## [Text shown]
* * * * *
Schoenherr of thyssenkrupp said he’s excited about the potential of the Siemens Industrial Copilot, both for engineers like him and for the operators of the machines. The copilot provides a solid base, he says; then it is up to engineers and programmers at thyssenkrupp to create the databases that the copilot will draw from to help program and run the machines as well as doing the programming needed for each component in an assembly line.
Within its version of the Siemens Industrial Copilot, thyssenkrupp controls its proprietary data, and all the data is stored in its private cloud on Azure. Data specific to its products are not shared with Siemens.
Schoenherr says this is one of the areas where the Industrial Copilot has proven very useful. He cites a situation he was dealing with that day, where a camera captures data about each individual cell from an inscription on its side; the camera wasn’t always able to read the inscription.
“You have a certain component, like the camera that is part of the machine, but it has its own program,” he says. “Someone gives you the program to use the camera, but you never used it before.” The camera’s programming contains the key to solving the problem, but breaking down the code can be a patience-testing task.
* * * * *
## [Dataset content]
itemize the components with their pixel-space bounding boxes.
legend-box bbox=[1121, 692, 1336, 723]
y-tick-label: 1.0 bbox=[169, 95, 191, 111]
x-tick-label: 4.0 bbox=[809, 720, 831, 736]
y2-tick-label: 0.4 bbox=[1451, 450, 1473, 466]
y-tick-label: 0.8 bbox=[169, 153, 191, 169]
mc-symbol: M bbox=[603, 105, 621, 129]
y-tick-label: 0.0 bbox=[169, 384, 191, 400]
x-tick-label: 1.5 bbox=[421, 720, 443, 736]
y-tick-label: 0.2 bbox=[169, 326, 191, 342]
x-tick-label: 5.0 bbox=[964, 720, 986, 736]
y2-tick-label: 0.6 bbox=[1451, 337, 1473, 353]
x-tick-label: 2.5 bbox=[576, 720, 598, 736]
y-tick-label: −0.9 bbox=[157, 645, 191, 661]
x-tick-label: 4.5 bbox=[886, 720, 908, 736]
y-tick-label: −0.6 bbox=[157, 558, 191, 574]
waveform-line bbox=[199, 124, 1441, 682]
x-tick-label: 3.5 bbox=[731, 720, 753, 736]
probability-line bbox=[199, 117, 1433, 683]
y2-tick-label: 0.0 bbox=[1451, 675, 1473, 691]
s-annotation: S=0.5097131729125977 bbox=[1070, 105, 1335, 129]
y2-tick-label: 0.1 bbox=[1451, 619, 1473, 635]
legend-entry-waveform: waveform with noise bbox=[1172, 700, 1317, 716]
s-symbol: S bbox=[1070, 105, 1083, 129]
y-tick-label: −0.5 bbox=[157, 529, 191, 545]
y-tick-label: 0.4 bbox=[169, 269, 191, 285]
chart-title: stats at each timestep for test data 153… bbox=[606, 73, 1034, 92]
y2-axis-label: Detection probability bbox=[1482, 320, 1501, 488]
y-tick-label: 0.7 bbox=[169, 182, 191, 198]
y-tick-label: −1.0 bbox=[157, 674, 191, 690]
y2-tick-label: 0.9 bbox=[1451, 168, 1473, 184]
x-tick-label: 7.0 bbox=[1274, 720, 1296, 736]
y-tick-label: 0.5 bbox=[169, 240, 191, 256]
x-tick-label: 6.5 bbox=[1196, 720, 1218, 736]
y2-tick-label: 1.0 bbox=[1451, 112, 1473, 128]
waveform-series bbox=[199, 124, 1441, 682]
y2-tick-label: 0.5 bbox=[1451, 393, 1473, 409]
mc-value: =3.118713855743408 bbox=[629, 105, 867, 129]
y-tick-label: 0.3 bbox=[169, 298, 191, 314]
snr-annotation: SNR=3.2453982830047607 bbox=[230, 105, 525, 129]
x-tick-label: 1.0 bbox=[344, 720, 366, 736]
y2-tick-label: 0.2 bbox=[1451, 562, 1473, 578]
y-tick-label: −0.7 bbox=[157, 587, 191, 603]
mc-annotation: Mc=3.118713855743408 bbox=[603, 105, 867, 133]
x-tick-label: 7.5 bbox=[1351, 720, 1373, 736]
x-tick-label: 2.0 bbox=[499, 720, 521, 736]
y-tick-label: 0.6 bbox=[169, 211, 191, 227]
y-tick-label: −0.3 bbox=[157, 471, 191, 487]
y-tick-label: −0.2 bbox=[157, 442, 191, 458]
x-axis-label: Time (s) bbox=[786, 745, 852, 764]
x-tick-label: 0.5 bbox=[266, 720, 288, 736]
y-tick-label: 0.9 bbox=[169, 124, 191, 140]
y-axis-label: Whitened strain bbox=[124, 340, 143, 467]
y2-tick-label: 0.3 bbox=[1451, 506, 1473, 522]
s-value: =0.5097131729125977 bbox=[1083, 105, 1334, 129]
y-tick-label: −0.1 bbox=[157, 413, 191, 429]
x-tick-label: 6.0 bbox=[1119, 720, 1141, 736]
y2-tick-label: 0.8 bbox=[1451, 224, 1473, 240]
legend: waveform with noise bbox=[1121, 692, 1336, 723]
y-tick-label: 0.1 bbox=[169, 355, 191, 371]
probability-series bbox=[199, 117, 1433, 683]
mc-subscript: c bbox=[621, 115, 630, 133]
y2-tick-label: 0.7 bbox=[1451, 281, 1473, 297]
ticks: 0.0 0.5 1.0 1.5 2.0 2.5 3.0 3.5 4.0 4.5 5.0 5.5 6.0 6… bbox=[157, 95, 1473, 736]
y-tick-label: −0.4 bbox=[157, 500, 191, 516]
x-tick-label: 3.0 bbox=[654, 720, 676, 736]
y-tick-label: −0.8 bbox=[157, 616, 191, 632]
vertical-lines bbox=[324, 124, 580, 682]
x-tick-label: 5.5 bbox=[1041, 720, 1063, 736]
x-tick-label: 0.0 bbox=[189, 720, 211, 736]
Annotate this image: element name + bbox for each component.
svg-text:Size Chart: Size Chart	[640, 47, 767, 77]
* * * * *
## [Exercises]
1. In the passage about the Siemens Industrial Copilot at thyssenkrupp, where is all of thyssenkrupp's data stored?
2. Continue the passage about the Siemens Industrial Copilot at thyssenkrupp from its last sentence.

## [Answer list]
1. In thyssenkrupp's private cloud on Azure.

2.
“That’s the situation where you ask the copilot, ‘Please explain the source code to me. What can I do? What’s the input A for, what’s the input B for?’ And it explains, so that’s great. The copilot helps you put things together more simply.”
Scepanski says he’s relying on clients like Schoenherr at thyssenkrupp to help improve the Siemens Industrial Copilot. He said some of Siemens’ customers are finding uses for it that he and other engineers hadn’t envisioned.
“One client took existing code, old code they were using, and they said, ‘OK, I don’t know what the code is doing, I don’t know the language.’ They pasted it into the copilot, and the copilot took it and translated into new code and explained what the code is doing,” Scepanski said. “And this was not something that we implemented as a feature, but it comes with the strong capabilities of the generative AI models Microsoft is offering.”
Scepanski said Siemens envisions rolling out versions of Industrial Copilot in many different fields.
“We will see copilots along the entire value chain for different industries”, Scepanski said. As examples, he mentioned industries such as infrastructure, transportation, and healthcare. “They have exactly the same issue, lack of skilled labor.”
A Broader Vision of Generative AI
Marcel Pfeiffer of thyssenkrupp says the collaboration with Siemens and Microsoft has been fruitful.
“I think Siemens was looking for two main aspects, a real use case with a real customer behind it and someone who challenges the actual, let’s say, development state of the tool,” he said. “Together we can push the boundaries of the tool to improve it over time.”
He said he envisions this project as the first step in a broader use of Industrial Copilot at thyssenkrupp and the beginning of a revolution in how manufacturing processes are conceived and executed.
“We plan to use the copilots from the beginning of next year in our serial projects worldwide” Pfeiffer said.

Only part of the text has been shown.